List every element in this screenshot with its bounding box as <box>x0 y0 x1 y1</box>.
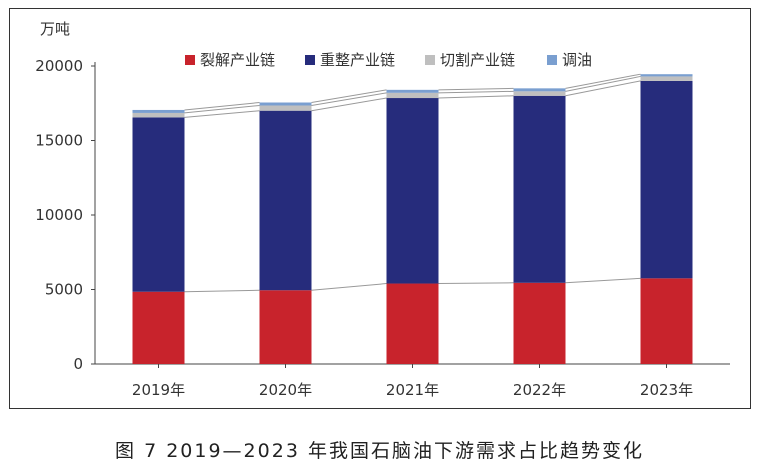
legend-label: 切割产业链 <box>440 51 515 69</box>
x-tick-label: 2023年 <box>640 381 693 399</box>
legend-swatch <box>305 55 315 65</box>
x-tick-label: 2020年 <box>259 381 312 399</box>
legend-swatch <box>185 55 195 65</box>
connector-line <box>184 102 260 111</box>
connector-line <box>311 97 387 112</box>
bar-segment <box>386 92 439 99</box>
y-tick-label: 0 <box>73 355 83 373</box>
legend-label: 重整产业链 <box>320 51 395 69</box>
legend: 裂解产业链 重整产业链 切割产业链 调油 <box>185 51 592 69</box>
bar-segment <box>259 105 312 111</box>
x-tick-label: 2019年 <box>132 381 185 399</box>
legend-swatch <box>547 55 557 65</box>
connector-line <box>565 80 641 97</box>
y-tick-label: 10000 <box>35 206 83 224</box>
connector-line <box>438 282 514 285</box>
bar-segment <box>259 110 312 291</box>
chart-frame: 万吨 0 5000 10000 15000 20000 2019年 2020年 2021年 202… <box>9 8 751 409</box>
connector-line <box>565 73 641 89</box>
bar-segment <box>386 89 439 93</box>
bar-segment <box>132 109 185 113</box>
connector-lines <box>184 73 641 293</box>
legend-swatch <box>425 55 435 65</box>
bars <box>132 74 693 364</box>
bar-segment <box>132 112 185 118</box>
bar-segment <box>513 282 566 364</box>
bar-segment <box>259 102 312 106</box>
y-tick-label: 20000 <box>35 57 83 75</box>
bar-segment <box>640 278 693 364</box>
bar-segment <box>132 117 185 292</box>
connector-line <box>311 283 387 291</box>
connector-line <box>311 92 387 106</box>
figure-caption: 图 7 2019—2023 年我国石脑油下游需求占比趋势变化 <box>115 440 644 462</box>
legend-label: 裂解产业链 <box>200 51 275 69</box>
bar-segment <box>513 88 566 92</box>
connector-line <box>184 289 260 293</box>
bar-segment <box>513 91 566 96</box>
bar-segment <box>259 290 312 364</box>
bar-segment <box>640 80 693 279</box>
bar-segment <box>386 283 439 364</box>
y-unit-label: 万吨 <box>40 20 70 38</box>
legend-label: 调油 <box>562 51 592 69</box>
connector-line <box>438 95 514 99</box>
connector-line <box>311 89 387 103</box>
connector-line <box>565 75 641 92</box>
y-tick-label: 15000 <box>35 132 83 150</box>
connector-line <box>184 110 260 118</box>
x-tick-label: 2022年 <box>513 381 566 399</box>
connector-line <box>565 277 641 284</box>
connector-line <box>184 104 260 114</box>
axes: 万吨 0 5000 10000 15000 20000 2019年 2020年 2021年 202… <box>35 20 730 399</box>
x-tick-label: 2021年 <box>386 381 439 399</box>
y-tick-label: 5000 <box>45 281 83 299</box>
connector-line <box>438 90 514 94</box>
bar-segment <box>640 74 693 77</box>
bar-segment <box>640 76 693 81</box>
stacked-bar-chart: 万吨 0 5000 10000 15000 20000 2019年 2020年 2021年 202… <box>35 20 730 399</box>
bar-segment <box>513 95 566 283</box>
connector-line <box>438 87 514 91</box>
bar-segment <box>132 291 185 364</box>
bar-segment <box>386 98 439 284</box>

◆ ◆ ◆ ◆ ◆

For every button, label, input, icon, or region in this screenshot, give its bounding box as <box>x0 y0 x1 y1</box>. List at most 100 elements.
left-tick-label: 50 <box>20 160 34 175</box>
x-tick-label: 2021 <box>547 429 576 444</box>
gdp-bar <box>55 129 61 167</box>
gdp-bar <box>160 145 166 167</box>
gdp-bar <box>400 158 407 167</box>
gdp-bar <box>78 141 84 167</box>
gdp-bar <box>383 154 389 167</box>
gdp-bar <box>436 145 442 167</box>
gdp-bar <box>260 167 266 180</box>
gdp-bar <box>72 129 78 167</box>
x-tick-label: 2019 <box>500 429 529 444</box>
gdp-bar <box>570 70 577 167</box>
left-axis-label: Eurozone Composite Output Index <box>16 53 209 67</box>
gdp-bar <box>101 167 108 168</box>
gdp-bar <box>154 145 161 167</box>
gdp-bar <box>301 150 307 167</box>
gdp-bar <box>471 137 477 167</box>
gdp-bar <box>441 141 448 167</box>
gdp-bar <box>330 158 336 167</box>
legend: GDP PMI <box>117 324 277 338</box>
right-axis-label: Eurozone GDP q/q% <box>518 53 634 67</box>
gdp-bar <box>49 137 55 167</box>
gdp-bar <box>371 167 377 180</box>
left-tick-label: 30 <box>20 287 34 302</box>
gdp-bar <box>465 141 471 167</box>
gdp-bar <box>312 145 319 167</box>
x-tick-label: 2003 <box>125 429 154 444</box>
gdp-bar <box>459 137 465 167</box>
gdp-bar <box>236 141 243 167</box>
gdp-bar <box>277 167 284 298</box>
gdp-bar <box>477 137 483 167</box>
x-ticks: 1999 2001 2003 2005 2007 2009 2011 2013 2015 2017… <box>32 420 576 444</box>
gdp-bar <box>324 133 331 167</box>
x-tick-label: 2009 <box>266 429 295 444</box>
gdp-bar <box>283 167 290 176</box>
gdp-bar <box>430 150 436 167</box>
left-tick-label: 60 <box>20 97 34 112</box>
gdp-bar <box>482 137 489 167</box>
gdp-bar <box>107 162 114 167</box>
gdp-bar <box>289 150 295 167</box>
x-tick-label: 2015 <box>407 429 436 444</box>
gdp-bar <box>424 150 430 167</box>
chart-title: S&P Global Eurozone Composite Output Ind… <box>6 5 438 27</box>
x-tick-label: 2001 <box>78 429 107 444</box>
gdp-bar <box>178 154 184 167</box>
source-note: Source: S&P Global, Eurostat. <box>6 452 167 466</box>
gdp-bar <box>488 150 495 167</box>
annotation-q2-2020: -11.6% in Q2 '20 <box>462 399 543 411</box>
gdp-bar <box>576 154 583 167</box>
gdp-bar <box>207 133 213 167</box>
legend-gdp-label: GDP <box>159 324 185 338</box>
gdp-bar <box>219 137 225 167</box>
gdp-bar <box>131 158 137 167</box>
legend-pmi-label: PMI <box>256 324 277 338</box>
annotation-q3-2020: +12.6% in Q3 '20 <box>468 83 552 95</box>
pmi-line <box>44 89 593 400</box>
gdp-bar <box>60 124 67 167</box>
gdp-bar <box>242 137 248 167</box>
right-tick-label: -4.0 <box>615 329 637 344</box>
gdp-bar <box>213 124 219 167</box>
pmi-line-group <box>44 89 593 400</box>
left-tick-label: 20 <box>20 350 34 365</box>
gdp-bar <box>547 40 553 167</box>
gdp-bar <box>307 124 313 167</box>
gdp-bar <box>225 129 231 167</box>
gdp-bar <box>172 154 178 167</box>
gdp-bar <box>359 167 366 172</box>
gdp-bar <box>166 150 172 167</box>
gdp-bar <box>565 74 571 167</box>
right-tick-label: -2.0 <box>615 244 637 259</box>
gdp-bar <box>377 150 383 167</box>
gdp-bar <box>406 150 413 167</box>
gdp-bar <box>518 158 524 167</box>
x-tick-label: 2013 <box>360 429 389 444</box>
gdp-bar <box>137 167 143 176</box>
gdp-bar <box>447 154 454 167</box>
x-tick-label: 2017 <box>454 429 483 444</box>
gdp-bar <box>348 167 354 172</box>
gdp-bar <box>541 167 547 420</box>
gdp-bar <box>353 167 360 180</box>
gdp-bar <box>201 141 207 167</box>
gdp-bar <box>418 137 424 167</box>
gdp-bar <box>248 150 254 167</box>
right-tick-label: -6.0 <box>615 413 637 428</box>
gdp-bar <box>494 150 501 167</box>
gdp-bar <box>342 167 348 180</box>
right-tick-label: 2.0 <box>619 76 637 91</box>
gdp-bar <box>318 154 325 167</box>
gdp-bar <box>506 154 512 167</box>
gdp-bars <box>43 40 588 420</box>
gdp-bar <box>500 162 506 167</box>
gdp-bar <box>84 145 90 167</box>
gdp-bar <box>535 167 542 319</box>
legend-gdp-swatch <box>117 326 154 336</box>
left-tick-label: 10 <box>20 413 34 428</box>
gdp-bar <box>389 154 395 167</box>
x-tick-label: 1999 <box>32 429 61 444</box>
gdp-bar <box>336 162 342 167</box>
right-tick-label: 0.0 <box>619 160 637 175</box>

◆ ◆ ◆ ◆ ◆

◆ **WHAT TO DO**
Copy out the lines of the listing above, unchanged, from the line with "For every button, label, input, icon, or" to the line with "gdp-bar <box>154 145 161 167</box>", including both of those lines.

◆ **RESULT OF THIS TASK**
For every button, label, input, icon, or region in this screenshot, give its bounding box as <box>x0 y0 x1 y1</box>. List at most 100 elements.
left-tick-label: 50 <box>20 160 34 175</box>
x-tick-label: 2021 <box>547 429 576 444</box>
gdp-bar <box>55 129 61 167</box>
gdp-bar <box>160 145 166 167</box>
gdp-bar <box>400 158 407 167</box>
gdp-bar <box>78 141 84 167</box>
gdp-bar <box>383 154 389 167</box>
gdp-bar <box>436 145 442 167</box>
gdp-bar <box>260 167 266 180</box>
gdp-bar <box>72 129 78 167</box>
x-tick-label: 2019 <box>500 429 529 444</box>
gdp-bar <box>570 70 577 167</box>
left-axis-label: Eurozone Composite Output Index <box>16 53 209 67</box>
gdp-bar <box>101 167 108 168</box>
gdp-bar <box>154 145 161 167</box>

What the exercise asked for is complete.